Document page entries with text
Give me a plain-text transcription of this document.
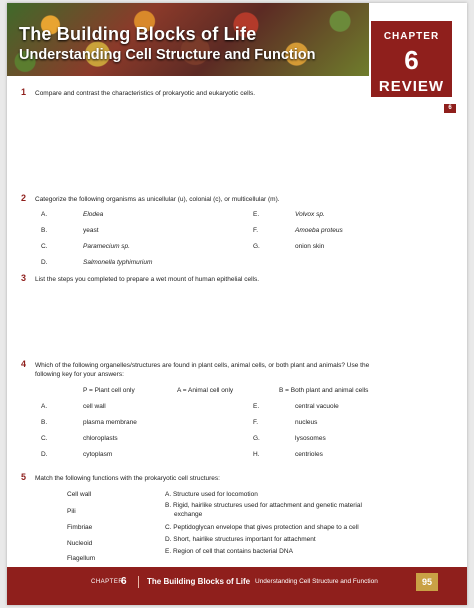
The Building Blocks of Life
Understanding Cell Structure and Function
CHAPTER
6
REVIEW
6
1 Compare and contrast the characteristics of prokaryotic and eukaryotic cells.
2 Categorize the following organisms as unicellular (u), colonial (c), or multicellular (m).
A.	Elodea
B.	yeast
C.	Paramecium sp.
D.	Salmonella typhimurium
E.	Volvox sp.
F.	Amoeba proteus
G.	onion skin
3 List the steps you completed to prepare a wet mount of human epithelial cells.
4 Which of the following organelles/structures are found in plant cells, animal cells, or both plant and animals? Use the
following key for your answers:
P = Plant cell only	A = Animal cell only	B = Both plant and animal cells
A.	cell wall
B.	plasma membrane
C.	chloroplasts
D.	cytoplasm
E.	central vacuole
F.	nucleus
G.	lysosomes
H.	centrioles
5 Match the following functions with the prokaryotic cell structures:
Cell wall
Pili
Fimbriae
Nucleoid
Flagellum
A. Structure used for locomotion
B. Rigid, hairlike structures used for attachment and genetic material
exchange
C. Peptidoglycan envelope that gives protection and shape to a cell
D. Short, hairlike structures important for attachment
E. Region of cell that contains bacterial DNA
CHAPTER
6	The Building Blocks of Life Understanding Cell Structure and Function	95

Assigned task:
Return the entries exactly as given. Do not include pictures.

Your solution:
Give me a plain-text transcription of this document.
The Building Blocks of Life
Understanding Cell Structure and Function
CHAPTER
6
REVIEW
6
1 Compare and contrast the characteristics of prokaryotic and eukaryotic cells.
2 Categorize the following organisms as unicellular (u), colonial (c), or multicellular (m).
A.	Elodea
B.	yeast
C.	Paramecium sp.
D.	Salmonella typhimurium
E.	Volvox sp.
F.	Amoeba proteus
G.	onion skin
3 List the steps you completed to prepare a wet mount of human epithelial cells.
4 Which of the following organelles/structures are found in plant cells, animal cells, or both plant and animals? Use the
following key for your answers:
P = Plant cell only	A = Animal cell only	B = Both plant and animal cells
A.	cell wall
B.	plasma membrane
C.	chloroplasts
D.	cytoplasm
E.	central vacuole
F.	nucleus
G.	lysosomes
H.	centrioles
5 Match the following functions with the prokaryotic cell structures:
Cell wall
Pili
Fimbriae
Nucleoid
Flagellum
A. Structure used for locomotion
B. Rigid, hairlike structures used for attachment and genetic material
exchange
C. Peptidoglycan envelope that gives protection and shape to a cell
D. Short, hairlike structures important for attachment
E. Region of cell that contains bacterial DNA
CHAPTER
6	The Building Blocks of Life Understanding Cell Structure and Function	95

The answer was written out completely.